● Data supplied:

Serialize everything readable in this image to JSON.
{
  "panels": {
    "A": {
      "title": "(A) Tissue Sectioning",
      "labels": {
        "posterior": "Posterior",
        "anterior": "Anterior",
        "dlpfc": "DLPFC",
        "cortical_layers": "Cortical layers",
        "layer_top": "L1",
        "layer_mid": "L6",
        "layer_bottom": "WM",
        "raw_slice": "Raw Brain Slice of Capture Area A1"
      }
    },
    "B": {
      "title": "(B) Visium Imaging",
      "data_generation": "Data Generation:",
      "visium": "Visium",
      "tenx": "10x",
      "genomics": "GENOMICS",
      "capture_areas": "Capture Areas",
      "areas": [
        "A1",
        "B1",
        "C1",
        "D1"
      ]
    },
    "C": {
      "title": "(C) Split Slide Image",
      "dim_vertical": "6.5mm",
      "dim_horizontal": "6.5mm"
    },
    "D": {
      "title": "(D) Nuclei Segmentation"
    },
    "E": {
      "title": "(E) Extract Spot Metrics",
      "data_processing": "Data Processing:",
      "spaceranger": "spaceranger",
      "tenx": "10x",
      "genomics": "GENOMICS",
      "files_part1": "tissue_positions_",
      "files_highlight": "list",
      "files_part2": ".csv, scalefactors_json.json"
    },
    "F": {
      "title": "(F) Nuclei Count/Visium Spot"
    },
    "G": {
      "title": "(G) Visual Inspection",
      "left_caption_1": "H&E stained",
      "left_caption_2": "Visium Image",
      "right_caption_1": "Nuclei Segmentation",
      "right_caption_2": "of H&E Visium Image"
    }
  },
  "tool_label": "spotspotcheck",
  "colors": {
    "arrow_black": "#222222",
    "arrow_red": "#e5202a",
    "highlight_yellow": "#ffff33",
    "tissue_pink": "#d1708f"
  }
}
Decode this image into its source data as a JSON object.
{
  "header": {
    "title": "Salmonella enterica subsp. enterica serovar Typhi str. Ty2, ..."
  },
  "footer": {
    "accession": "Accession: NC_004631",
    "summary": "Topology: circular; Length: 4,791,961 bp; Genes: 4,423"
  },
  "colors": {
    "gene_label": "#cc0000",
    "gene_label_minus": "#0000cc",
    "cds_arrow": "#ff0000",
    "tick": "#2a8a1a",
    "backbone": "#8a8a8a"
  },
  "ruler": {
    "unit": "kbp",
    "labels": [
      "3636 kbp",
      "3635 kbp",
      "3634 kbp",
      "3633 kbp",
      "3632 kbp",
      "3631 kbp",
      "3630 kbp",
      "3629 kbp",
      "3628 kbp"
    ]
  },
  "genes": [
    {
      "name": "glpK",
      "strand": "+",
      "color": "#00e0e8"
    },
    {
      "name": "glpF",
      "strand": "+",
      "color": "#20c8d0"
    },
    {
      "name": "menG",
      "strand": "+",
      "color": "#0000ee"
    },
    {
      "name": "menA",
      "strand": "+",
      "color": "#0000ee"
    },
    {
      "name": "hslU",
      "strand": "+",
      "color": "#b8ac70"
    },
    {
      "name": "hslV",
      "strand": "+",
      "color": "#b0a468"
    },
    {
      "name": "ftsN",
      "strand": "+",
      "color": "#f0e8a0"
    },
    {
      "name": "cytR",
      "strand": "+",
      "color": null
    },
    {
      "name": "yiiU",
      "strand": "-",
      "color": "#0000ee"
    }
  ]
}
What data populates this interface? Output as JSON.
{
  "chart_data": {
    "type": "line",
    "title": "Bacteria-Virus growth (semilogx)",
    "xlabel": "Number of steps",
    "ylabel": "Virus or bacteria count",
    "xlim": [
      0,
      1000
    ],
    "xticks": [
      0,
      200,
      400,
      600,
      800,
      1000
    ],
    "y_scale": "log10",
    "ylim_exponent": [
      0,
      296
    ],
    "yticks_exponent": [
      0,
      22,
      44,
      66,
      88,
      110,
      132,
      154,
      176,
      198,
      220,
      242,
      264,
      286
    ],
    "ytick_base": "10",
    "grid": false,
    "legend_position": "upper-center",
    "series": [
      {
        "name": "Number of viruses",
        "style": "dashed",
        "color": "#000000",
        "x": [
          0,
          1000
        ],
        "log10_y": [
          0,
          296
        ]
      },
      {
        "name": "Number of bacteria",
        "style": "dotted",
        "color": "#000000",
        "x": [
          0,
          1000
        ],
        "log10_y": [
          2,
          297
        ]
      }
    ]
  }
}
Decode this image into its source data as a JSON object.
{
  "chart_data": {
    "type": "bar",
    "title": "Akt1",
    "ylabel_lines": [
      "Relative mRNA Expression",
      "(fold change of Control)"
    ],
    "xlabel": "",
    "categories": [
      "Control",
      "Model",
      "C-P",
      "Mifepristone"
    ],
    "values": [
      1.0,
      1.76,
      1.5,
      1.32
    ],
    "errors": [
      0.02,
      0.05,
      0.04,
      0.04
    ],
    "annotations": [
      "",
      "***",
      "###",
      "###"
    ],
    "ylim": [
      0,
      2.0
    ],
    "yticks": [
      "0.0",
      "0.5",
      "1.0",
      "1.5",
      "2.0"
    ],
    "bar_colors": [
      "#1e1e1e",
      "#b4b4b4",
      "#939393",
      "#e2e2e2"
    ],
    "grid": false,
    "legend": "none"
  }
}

● Problem requirements:
Please state how many lines in the entries above include the string "Capture", and write only that number.

● Written answer:
2